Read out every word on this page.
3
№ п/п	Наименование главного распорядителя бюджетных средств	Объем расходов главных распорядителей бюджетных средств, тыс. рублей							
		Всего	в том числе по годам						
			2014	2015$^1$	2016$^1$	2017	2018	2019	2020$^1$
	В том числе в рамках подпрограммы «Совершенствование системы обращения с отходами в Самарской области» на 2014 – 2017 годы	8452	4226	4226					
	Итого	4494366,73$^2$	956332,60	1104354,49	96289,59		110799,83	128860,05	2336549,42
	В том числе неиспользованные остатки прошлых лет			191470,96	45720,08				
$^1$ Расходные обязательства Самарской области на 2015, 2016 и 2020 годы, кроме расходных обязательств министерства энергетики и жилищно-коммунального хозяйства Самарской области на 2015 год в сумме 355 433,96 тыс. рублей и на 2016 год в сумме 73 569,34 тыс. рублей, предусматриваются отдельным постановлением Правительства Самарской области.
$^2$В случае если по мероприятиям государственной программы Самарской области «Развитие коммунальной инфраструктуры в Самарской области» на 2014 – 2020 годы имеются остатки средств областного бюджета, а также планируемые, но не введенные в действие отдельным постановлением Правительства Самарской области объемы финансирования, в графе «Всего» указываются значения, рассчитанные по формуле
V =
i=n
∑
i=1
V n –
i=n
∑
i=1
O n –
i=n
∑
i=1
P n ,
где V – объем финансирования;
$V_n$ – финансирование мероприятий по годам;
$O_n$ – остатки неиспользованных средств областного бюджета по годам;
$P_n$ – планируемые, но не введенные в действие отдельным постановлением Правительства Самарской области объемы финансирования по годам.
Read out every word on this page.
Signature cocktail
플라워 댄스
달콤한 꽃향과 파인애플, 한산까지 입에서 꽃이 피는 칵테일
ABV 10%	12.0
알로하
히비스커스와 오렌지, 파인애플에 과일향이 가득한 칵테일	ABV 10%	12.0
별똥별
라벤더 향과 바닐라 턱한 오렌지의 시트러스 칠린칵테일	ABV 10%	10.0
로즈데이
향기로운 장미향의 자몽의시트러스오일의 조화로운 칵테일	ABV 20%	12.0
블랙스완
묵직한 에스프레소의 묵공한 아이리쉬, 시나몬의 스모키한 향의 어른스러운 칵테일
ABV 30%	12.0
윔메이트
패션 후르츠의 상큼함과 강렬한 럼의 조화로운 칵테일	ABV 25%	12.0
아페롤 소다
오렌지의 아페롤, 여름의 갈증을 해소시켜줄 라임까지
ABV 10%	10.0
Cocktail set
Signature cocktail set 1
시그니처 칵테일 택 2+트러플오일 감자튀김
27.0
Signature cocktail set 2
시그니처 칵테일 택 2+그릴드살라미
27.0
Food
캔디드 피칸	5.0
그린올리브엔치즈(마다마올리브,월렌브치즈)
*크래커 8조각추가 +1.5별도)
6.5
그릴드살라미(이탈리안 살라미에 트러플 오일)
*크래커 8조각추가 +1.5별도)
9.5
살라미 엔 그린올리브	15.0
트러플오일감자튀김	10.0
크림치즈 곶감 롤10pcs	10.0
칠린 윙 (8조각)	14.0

§ Task requirements:
Provide an exact reproduction of all the entries shown above.

§ Exercise response:
Read out every word on this page.
3
№ п/п	Наименование главного распорядителя бюджетных средств	Объем расходов главных распорядителей бюджетных средств, тыс. рублей							
		Всего	в том числе по годам						
			2014	2015$^1$	2016$^1$	2017	2018	2019	2020$^1$
	В том числе в рамках подпрограммы «Совершенствование системы обращения с отходами в Самарской области» на 2014 – 2017 годы	8452	4226	4226					
	Итого	4494366,73$^2$	956332,60	1104354,49	96289,59		110799,83	128860,05	2336549,42
	В том числе неиспользованные остатки прошлых лет			191470,96	45720,08				
$^1$ Расходные обязательства Самарской области на 2015, 2016 и 2020 годы, кроме расходных обязательств министерства энергетики и жилищно-коммунального хозяйства Самарской области на 2015 год в сумме 355 433,96 тыс. рублей и на 2016 год в сумме 73 569,34 тыс. рублей, предусматриваются отдельным постановлением Правительства Самарской области.
$^2$В случае если по мероприятиям государственной программы Самарской области «Развитие коммунальной инфраструктуры в Самарской области» на 2014 – 2020 годы имеются остатки средств областного бюджета, а также планируемые, но не введенные в действие отдельным постановлением Правительства Самарской области объемы финансирования, в графе «Всего» указываются значения, рассчитанные по формуле
V =
i=n
∑
i=1
V n –
i=n
∑
i=1
O n –
i=n
∑
i=1
P n ,
где V – объем финансирования;
$V_n$ – финансирование мероприятий по годам;
$O_n$ – остатки неиспользованных средств областного бюджета по годам;
$P_n$ – планируемые, но не введенные в действие отдельным постановлением Правительства Самарской области объемы финансирования по годам.
Read out every word on this page.
Signature cocktail
플라워 댄스
달콤한 꽃향과 파인애플, 한산까지 입에서 꽃이 피는 칵테일
ABV 10%	12.0
알로하
히비스커스와 오렌지, 파인애플에 과일향이 가득한 칵테일	ABV 10%	12.0
별똥별
라벤더 향과 바닐라 턱한 오렌지의 시트러스 칠린칵테일	ABV 10%	10.0
로즈데이
향기로운 장미향의 자몽의시트러스오일의 조화로운 칵테일	ABV 20%	12.0
블랙스완
묵직한 에스프레소의 묵공한 아이리쉬, 시나몬의 스모키한 향의 어른스러운 칵테일
ABV 30%	12.0
윔메이트
패션 후르츠의 상큼함과 강렬한 럼의 조화로운 칵테일	ABV 25%	12.0
아페롤 소다
오렌지의 아페롤, 여름의 갈증을 해소시켜줄 라임까지
ABV 10%	10.0
Cocktail set
Signature cocktail set 1
시그니처 칵테일 택 2+트러플오일 감자튀김
27.0
Signature cocktail set 2
시그니처 칵테일 택 2+그릴드살라미
27.0
Food
캔디드 피칸	5.0
그린올리브엔치즈(마다마올리브,월렌브치즈)
*크래커 8조각추가 +1.5별도)
6.5
그릴드살라미(이탈리안 살라미에 트러플 오일)
*크래커 8조각추가 +1.5별도)
9.5
살라미 엔 그린올리브	15.0
트러플오일감자튀김	10.0
크림치즈 곶감 롤10pcs	10.0
칠린 윙 (8조각)	14.0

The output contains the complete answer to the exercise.